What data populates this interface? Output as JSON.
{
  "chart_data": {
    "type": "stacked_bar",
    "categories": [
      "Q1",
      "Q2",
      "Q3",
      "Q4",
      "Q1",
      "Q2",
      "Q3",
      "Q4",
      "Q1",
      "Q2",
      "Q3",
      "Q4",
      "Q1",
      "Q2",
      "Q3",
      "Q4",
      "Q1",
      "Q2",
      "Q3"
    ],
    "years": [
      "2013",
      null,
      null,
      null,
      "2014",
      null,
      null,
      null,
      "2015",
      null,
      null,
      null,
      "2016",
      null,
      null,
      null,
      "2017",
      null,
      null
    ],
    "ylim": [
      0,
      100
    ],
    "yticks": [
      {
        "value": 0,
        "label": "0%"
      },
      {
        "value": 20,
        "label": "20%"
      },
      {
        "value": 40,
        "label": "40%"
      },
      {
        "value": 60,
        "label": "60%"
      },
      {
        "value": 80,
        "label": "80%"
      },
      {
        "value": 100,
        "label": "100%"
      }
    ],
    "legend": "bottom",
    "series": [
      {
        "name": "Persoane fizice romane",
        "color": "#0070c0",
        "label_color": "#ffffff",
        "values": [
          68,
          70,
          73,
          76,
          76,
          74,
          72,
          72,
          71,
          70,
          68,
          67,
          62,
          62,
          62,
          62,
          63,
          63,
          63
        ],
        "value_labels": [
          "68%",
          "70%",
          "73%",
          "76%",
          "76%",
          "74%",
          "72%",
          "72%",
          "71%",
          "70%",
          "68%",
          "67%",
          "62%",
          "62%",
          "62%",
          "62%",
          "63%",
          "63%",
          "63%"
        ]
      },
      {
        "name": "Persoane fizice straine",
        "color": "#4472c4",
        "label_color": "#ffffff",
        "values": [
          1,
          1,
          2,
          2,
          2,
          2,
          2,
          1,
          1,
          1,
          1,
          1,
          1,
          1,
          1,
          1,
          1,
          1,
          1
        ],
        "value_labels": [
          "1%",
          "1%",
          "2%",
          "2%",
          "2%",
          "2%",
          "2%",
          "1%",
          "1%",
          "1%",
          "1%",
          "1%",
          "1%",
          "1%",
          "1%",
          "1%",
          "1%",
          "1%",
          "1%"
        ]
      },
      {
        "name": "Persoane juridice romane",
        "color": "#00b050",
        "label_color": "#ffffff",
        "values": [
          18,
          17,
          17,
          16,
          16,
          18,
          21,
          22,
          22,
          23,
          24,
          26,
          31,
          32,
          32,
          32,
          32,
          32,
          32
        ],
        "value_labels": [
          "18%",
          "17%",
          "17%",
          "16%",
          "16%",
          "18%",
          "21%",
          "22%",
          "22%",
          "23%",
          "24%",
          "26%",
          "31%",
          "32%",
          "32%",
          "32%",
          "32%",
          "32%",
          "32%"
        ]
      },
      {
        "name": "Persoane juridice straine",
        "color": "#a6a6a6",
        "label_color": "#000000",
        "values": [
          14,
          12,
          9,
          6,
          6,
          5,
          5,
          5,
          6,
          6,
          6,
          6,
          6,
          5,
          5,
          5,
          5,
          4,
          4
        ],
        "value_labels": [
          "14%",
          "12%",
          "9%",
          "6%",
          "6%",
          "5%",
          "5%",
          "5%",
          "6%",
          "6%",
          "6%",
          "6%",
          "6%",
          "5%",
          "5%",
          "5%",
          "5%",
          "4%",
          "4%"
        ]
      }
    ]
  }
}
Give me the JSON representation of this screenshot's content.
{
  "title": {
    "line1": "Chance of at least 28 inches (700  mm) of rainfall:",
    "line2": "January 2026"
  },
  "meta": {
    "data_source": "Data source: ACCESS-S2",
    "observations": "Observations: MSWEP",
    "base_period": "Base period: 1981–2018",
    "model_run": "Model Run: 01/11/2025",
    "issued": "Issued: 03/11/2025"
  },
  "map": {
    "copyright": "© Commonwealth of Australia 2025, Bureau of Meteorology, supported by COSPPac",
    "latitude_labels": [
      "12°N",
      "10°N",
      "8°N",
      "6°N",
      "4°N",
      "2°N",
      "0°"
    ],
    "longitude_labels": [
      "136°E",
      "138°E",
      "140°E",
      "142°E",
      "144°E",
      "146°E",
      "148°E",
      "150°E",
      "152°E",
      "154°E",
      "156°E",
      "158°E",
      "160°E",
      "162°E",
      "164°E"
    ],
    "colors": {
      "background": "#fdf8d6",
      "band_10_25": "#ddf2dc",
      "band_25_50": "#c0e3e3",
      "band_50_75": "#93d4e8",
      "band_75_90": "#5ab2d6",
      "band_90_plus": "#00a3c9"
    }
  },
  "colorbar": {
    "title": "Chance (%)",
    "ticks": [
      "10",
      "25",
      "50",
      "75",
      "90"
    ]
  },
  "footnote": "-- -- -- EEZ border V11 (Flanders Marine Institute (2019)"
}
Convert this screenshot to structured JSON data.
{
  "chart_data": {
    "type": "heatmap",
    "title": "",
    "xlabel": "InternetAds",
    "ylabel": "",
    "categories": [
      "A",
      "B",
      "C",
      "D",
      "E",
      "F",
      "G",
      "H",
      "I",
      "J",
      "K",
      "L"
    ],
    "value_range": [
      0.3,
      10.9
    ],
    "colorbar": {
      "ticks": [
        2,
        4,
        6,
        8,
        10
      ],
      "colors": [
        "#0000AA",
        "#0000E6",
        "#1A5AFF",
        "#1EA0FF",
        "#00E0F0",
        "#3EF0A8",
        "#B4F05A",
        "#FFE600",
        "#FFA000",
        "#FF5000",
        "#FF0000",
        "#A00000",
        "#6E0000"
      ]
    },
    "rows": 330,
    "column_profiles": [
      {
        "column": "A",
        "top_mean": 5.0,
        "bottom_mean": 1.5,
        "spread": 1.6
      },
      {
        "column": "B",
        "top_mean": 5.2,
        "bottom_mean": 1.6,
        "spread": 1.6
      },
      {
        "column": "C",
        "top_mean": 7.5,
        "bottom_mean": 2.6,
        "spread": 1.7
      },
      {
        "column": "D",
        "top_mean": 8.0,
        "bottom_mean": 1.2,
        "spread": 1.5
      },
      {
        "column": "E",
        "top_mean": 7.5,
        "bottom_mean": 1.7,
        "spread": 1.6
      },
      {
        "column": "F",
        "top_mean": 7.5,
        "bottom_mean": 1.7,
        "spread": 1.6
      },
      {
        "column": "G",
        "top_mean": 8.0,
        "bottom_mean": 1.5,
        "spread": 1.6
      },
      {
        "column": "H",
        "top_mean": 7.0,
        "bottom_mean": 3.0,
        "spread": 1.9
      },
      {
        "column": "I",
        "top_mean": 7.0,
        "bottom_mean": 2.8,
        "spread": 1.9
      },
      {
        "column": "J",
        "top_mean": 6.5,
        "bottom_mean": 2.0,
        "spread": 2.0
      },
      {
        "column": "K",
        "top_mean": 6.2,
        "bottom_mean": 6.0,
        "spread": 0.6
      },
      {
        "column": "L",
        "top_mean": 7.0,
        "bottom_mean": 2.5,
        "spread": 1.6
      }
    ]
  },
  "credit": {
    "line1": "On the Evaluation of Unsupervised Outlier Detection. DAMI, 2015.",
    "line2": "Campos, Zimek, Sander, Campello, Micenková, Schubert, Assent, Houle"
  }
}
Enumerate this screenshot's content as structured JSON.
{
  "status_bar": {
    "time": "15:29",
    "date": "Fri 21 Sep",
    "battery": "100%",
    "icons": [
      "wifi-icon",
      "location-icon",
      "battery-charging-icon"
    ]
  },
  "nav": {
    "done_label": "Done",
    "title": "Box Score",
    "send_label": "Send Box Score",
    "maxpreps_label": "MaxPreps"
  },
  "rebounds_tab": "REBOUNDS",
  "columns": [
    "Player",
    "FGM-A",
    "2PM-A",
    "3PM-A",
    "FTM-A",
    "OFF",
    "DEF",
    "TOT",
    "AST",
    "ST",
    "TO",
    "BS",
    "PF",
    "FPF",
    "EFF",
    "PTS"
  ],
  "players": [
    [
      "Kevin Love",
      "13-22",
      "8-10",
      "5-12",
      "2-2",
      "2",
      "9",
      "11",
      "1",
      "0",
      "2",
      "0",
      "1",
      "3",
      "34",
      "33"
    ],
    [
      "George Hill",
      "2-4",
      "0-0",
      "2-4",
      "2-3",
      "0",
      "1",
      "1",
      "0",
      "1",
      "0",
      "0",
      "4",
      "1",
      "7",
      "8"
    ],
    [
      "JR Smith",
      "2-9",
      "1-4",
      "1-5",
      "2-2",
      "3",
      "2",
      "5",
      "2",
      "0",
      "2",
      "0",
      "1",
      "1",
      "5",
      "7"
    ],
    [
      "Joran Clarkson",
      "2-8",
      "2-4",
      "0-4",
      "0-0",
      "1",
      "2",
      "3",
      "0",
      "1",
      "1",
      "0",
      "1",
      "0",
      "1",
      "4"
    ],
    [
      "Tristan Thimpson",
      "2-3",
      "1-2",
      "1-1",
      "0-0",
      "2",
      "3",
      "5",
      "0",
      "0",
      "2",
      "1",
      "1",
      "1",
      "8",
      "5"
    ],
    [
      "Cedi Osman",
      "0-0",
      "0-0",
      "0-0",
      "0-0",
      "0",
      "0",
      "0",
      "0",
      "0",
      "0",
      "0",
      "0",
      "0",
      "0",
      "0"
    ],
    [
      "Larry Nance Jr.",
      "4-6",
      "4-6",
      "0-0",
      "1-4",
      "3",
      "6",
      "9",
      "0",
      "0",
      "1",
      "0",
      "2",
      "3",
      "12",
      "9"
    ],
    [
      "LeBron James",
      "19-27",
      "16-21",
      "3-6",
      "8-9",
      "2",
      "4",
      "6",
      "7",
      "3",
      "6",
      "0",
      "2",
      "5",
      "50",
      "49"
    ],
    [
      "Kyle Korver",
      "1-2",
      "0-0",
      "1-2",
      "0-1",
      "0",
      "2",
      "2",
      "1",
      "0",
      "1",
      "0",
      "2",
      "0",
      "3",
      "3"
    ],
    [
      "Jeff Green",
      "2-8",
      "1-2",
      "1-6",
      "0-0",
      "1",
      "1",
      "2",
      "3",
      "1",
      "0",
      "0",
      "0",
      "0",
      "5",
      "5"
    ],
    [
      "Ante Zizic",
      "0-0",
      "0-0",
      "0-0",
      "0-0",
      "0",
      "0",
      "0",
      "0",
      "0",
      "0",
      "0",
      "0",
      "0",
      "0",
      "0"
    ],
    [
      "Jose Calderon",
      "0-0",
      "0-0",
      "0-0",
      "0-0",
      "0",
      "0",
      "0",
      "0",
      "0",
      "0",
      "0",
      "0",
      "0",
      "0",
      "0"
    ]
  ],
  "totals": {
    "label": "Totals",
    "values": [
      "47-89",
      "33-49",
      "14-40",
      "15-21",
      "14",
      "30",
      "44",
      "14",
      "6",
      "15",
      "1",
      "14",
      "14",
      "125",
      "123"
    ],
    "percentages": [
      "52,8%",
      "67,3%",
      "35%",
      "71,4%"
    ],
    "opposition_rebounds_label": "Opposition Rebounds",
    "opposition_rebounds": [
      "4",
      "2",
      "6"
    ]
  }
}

__Your objective__.
What is the number of lines above that contain the string "content"? Answer with the number alone.

__Written solution__.
2